Quote the lines word for word, starting at the first line and ending at the line that contains "x-tick-label: 04 Dec — [546, 235, 582, 244]".
==============================
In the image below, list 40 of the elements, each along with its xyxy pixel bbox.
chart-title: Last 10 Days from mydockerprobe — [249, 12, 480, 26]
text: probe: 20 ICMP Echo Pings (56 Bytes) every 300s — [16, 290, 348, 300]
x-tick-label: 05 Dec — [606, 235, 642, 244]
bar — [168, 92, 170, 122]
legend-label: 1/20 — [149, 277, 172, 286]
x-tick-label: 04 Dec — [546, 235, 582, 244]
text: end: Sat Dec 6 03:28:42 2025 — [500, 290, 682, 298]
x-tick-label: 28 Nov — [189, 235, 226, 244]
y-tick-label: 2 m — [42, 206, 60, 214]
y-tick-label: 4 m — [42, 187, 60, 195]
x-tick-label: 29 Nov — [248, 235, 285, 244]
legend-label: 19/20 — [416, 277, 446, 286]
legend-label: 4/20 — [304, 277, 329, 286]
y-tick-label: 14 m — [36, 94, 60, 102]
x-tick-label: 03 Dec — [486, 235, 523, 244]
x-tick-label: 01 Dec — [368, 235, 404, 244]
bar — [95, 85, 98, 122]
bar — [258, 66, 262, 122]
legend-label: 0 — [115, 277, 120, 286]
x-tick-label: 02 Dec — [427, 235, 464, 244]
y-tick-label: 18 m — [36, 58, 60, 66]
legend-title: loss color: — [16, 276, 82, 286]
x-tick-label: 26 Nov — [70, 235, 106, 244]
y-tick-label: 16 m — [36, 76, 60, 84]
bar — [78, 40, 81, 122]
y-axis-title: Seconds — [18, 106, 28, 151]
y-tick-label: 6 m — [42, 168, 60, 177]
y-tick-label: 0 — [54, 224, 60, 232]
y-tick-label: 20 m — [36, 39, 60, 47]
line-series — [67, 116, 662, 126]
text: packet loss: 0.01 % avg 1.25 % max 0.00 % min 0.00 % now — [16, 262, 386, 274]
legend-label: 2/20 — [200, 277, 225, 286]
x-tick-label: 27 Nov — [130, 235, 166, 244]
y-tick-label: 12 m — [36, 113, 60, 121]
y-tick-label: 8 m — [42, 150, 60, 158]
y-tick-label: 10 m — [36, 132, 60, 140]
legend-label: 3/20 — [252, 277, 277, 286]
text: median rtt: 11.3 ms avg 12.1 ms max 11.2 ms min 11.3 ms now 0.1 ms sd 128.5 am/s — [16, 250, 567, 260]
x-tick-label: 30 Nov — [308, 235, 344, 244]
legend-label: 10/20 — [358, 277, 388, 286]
==============================
- WORKED ANSWER:
In the image below, list 40 of the elements, each along with its xyxy pixel bbox.
chart-title: Last 10 Days from mydockerprobe — [249, 12, 480, 26]
text: probe: 20 ICMP Echo Pings (56 Bytes) every 300s — [16, 290, 348, 300]
x-tick-label: 05 Dec — [606, 235, 642, 244]
bar — [168, 92, 170, 122]
legend-label: 1/20 — [149, 277, 172, 286]
x-tick-label: 04 Dec — [546, 235, 582, 244]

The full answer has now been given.